======== Information provided

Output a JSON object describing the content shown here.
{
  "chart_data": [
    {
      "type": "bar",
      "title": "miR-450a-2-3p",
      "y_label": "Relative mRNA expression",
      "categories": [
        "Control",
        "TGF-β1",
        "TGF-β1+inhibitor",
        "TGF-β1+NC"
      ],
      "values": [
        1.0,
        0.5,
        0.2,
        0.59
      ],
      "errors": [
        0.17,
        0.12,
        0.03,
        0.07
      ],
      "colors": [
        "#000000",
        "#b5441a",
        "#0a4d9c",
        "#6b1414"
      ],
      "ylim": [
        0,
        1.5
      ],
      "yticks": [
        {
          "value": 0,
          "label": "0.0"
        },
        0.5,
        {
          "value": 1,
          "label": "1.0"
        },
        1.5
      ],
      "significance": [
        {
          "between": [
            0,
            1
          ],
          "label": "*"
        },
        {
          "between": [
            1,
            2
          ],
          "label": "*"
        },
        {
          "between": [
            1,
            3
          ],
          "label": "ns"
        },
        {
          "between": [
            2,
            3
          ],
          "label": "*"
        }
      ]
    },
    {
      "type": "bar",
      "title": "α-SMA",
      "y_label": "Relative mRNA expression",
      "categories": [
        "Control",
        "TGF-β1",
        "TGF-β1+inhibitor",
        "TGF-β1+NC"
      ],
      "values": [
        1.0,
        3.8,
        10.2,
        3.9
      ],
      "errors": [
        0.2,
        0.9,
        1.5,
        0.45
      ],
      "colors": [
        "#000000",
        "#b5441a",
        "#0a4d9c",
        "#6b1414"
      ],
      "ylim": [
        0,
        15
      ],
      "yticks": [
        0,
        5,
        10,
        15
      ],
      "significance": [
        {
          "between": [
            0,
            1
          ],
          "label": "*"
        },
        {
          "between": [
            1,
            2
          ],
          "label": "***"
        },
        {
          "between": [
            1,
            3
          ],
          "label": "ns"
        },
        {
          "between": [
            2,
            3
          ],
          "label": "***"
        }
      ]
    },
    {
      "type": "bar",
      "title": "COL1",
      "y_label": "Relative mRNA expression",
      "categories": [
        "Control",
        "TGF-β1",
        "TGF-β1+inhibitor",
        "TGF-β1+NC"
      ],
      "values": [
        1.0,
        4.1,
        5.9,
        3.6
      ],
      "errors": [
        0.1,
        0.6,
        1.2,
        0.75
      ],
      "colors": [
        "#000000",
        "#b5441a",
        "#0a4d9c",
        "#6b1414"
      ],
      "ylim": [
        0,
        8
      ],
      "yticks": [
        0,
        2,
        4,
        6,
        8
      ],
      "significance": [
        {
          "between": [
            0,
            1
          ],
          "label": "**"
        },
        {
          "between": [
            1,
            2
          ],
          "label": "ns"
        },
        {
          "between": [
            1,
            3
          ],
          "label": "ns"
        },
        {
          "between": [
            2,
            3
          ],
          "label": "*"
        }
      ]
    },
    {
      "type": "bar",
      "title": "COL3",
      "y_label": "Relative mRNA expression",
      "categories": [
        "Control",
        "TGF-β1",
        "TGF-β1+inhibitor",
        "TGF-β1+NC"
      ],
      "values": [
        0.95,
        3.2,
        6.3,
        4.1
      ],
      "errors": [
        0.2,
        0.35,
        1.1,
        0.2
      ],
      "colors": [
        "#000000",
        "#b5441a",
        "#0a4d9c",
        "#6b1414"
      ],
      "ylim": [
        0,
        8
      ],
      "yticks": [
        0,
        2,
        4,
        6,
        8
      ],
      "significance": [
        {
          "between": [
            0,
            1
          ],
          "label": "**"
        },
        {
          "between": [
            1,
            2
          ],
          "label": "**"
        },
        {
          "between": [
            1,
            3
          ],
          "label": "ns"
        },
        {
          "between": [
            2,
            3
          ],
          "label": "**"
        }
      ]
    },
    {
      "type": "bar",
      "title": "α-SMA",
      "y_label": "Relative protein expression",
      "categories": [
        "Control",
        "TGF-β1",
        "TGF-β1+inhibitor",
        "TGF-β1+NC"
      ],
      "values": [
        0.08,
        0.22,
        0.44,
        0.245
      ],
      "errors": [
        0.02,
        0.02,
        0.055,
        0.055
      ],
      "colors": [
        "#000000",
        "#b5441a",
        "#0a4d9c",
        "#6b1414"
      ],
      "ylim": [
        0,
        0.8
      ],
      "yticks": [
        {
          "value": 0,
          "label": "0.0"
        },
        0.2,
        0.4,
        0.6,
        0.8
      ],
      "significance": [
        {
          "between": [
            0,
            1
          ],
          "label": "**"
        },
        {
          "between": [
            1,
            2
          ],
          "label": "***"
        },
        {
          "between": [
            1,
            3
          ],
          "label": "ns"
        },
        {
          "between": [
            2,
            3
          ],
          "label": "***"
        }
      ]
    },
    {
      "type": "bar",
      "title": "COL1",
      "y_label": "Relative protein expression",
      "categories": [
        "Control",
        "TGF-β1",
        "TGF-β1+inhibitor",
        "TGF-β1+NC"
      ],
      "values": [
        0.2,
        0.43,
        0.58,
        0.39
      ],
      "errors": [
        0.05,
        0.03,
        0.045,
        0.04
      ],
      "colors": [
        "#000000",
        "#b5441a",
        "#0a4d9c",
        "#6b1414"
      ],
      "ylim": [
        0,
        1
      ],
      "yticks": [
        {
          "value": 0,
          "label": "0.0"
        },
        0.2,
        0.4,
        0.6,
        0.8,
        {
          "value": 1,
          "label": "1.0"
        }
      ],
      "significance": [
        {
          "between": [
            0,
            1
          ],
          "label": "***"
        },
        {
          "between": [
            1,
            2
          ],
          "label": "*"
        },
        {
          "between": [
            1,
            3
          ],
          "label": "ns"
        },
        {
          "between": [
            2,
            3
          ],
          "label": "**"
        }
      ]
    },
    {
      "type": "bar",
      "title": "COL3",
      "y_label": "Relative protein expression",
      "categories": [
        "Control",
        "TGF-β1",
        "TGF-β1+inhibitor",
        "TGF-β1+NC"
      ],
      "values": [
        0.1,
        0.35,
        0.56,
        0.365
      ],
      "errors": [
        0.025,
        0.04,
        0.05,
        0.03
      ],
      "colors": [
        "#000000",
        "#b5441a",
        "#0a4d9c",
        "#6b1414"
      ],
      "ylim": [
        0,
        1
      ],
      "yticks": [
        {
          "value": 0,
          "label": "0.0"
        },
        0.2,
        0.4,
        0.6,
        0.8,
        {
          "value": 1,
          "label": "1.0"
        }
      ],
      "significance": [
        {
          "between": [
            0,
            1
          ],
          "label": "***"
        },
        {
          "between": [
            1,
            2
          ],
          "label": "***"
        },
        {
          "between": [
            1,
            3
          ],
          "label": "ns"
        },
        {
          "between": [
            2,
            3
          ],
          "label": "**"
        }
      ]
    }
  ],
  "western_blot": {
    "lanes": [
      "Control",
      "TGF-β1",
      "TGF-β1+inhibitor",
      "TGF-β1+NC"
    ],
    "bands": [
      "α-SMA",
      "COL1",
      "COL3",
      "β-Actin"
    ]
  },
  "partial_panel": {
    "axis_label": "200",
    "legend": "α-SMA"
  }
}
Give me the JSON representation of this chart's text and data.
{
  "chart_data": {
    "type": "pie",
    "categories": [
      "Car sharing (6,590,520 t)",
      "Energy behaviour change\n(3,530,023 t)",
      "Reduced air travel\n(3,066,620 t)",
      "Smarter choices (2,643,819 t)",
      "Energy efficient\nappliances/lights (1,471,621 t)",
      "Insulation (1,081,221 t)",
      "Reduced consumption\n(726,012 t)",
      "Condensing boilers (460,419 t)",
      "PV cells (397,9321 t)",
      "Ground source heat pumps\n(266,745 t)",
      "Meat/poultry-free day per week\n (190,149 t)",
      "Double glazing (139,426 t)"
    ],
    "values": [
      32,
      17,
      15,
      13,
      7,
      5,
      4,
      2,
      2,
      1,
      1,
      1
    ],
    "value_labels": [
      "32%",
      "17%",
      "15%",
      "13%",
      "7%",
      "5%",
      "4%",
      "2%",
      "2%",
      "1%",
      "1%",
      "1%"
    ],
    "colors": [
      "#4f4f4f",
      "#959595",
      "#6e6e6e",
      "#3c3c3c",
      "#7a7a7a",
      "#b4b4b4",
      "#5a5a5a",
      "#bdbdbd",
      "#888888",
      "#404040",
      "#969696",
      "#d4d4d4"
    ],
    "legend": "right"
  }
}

================

Starting from the line with "Give me the" and ending with the final line of the data, quote every line exactly, both ends included.

Give me the JSON representation of this chart's text and data.
{
  "chart_data": {
    "type": "pie",
    "categories": [
      "Car sharing (6,590,520 t)",
      "Energy behaviour change\n(3,530,023 t)",
      "Reduced air travel\n(3,066,620 t)",
      "Smarter choices (2,643,819 t)",
      "Energy efficient\nappliances/lights (1,471,621 t)",
      "Insulation (1,081,221 t)",
      "Reduced consumption\n(726,012 t)",
      "Condensing boilers (460,419 t)",
      "PV cells (397,9321 t)",
      "Ground source heat pumps\n(266,745 t)",
      "Meat/poultry-free day per week\n (190,149 t)",
      "Double glazing (139,426 t)"
    ],
    "values": [
      32,
      17,
      15,
      13,
      7,
      5,
      4,
      2,
      2,
      1,
      1,
      1
    ],
    "value_labels": [
      "32%",
      "17%",
      "15%",
      "13%",
      "7%",
      "5%",
      "4%",
      "2%",
      "2%",
      "1%",
      "1%",
      "1%"
    ],
    "colors": [
      "#4f4f4f",
      "#959595",
      "#6e6e6e",
      "#3c3c3c",
      "#7a7a7a",
      "#b4b4b4",
      "#5a5a5a",
      "#bdbdbd",
      "#888888",
      "#404040",
      "#969696",
      "#d4d4d4"
    ],
    "legend": "right"
  }
}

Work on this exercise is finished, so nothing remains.